EXTRACTED ENTRIES ▸

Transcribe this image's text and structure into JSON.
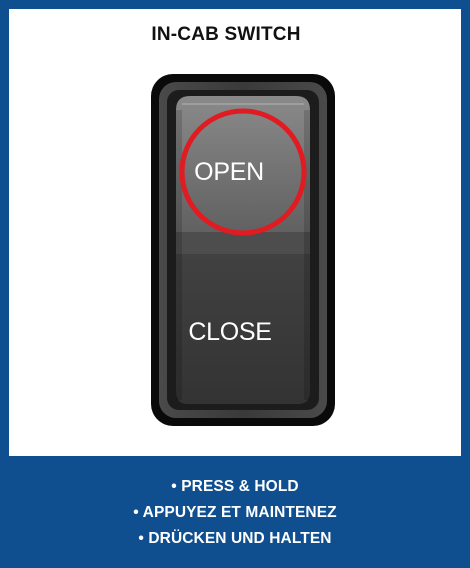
{
  "title": "IN-CAB SWITCH",
  "switch": {
    "open_label": "OPEN",
    "close_label": "CLOSE",
    "highlight_color": "#e01b22",
    "highlighted_position": "OPEN"
  },
  "instructions": [
    "• PRESS & HOLD",
    "• APPUYEZ ET MAINTENEZ",
    "• DRÜCKEN UND HALTEN"
  ],
  "colors": {
    "brand_blue": "#0f4f8f",
    "switch_body": "#2b2b2b"
  }
}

DIRECTIONS FOR THIS TASK ▸ Copy the records exactly as they appear, excluding images.

RESULT OF THE TASK ▸
Transcribe this image's text and structure into JSON.
{
  "title": "IN-CAB SWITCH",
  "switch": {
    "open_label": "OPEN",
    "close_label": "CLOSE",
    "highlight_color": "#e01b22",
    "highlighted_position": "OPEN"
  },
  "instructions": [
    "• PRESS & HOLD",
    "• APPUYEZ ET MAINTENEZ",
    "• DRÜCKEN UND HALTEN"
  ],
  "colors": {
    "brand_blue": "#0f4f8f",
    "switch_body": "#2b2b2b"
  }
}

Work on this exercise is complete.